• **INSTRUCTION**: Copy every line in the records below that contains the word "text".
........
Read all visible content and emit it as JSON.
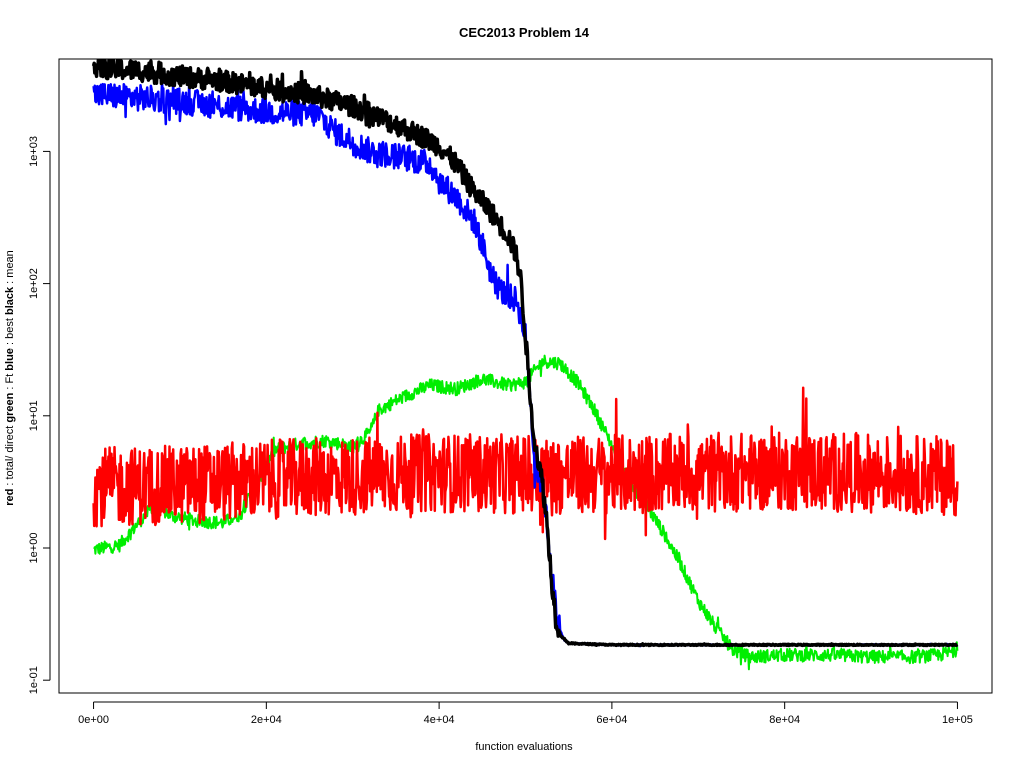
{
  "chart_data": {
    "type": "line",
    "title": "CEC2013 Problem  14",
    "xlabel": "function evaluations",
    "ylabel_parts": [
      {
        "text": "red",
        "bold": true
      },
      {
        "text": " : total/ direct ",
        "bold": false
      },
      {
        "text": "green",
        "bold": true
      },
      {
        "text": " : Ft ",
        "bold": false
      },
      {
        "text": "blue",
        "bold": true
      },
      {
        "text": " : best ",
        "bold": false
      },
      {
        "text": "black",
        "bold": true
      },
      {
        "text": " : mean",
        "bold": false
      }
    ],
    "x_scale": "linear",
    "y_scale": "log",
    "xlim": [
      -4000,
      104000
    ],
    "ylim": [
      0.08,
      5000
    ],
    "x_ticks": [
      {
        "value": 0,
        "label": "0e+00"
      },
      {
        "value": 20000,
        "label": "2e+04"
      },
      {
        "value": 40000,
        "label": "4e+04"
      },
      {
        "value": 60000,
        "label": "6e+04"
      },
      {
        "value": 80000,
        "label": "8e+04"
      },
      {
        "value": 100000,
        "label": "1e+05"
      }
    ],
    "y_ticks": [
      {
        "value": 0.1,
        "label": "1e-01"
      },
      {
        "value": 1,
        "label": "1e+00"
      },
      {
        "value": 10,
        "label": "1e+01"
      },
      {
        "value": 100,
        "label": "1e+02"
      },
      {
        "value": 1000,
        "label": "1e+03"
      }
    ],
    "grid": false,
    "legend": "none",
    "series": [
      {
        "color": "#00ee00",
        "width": 2,
        "noise": 0.05,
        "points": [
          [
            0,
            0.97
          ],
          [
            3000,
            1.05
          ],
          [
            5000,
            1.5
          ],
          [
            7000,
            2.1
          ],
          [
            9000,
            1.75
          ],
          [
            12000,
            1.6
          ],
          [
            15000,
            1.55
          ],
          [
            17000,
            1.8
          ],
          [
            19000,
            3.2
          ],
          [
            21000,
            5.5
          ],
          [
            24000,
            6.2
          ],
          [
            27000,
            6.5
          ],
          [
            30000,
            5.8
          ],
          [
            32000,
            7.5
          ],
          [
            33000,
            11
          ],
          [
            35000,
            13
          ],
          [
            37000,
            15
          ],
          [
            39000,
            17
          ],
          [
            42000,
            16
          ],
          [
            45000,
            19
          ],
          [
            48000,
            17
          ],
          [
            50000,
            18
          ],
          [
            52000,
            26
          ],
          [
            54000,
            25
          ],
          [
            56000,
            18
          ],
          [
            58000,
            11
          ],
          [
            60000,
            6
          ],
          [
            62000,
            3.2
          ],
          [
            64000,
            2.1
          ],
          [
            66000,
            1.3
          ],
          [
            68000,
            0.75
          ],
          [
            70000,
            0.4
          ],
          [
            72000,
            0.25
          ],
          [
            74000,
            0.17
          ],
          [
            76000,
            0.15
          ],
          [
            80000,
            0.155
          ],
          [
            85000,
            0.155
          ],
          [
            90000,
            0.15
          ],
          [
            95000,
            0.15
          ],
          [
            98000,
            0.155
          ],
          [
            100000,
            0.17
          ]
        ]
      },
      {
        "color": "#ff0000",
        "width": 2.5,
        "noise": 0.3,
        "points": [
          [
            0,
            2.9
          ],
          [
            10000,
            3.0
          ],
          [
            20000,
            3.3
          ],
          [
            30000,
            3.5
          ],
          [
            40000,
            3.7
          ],
          [
            50000,
            3.6
          ],
          [
            52000,
            3.5
          ],
          [
            60000,
            3.6
          ],
          [
            70000,
            3.7
          ],
          [
            80000,
            3.8
          ],
          [
            90000,
            3.7
          ],
          [
            100000,
            3.5
          ]
        ]
      },
      {
        "color": "#0000ff",
        "width": 2.5,
        "noise": 0.1,
        "points": [
          [
            0,
            2700
          ],
          [
            10000,
            2400
          ],
          [
            20000,
            2000
          ],
          [
            26000,
            1900
          ],
          [
            28000,
            1400
          ],
          [
            32000,
            1000
          ],
          [
            36000,
            900
          ],
          [
            39000,
            800
          ],
          [
            40000,
            600
          ],
          [
            42000,
            450
          ],
          [
            44000,
            300
          ],
          [
            45000,
            200
          ],
          [
            46000,
            120
          ],
          [
            47000,
            90
          ],
          [
            48000,
            80
          ],
          [
            49000,
            75
          ],
          [
            50000,
            40
          ],
          [
            50500,
            15
          ],
          [
            51000,
            5
          ],
          [
            51500,
            3.5
          ],
          [
            52000,
            3
          ],
          [
            52500,
            1.5
          ],
          [
            53000,
            0.7
          ],
          [
            53500,
            0.35
          ],
          [
            54000,
            0.24
          ],
          [
            54500,
            0.2
          ],
          [
            55000,
            0.19
          ],
          [
            60000,
            0.185
          ],
          [
            70000,
            0.185
          ],
          [
            80000,
            0.185
          ],
          [
            90000,
            0.185
          ],
          [
            100000,
            0.185
          ]
        ]
      },
      {
        "color": "#000000",
        "width": 3.5,
        "noise": 0.08,
        "points": [
          [
            0,
            4300
          ],
          [
            5000,
            4100
          ],
          [
            10000,
            3700
          ],
          [
            15000,
            3400
          ],
          [
            20000,
            3000
          ],
          [
            25000,
            2700
          ],
          [
            30000,
            2200
          ],
          [
            35000,
            1600
          ],
          [
            38000,
            1300
          ],
          [
            40000,
            1100
          ],
          [
            42000,
            800
          ],
          [
            44000,
            500
          ],
          [
            46000,
            350
          ],
          [
            48000,
            230
          ],
          [
            49000,
            160
          ],
          [
            49500,
            100
          ],
          [
            50000,
            40
          ],
          [
            50500,
            15
          ],
          [
            51000,
            7
          ],
          [
            51500,
            4.5
          ],
          [
            52000,
            3
          ],
          [
            52500,
            1.5
          ],
          [
            53000,
            0.6
          ],
          [
            53500,
            0.3
          ],
          [
            54000,
            0.22
          ],
          [
            55000,
            0.19
          ],
          [
            60000,
            0.185
          ],
          [
            70000,
            0.185
          ],
          [
            80000,
            0.185
          ],
          [
            90000,
            0.185
          ],
          [
            100000,
            0.185
          ]
        ]
      }
    ]
  }
}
........
• **RESULT OF THE TASK**:
        "text": "red",
        "text": " : total/ direct ",
        "text": "green",
        "text": " : Ft ",
        "text": "blue",
        "text": " : best ",
        "text": "black",
        "text": " : mean",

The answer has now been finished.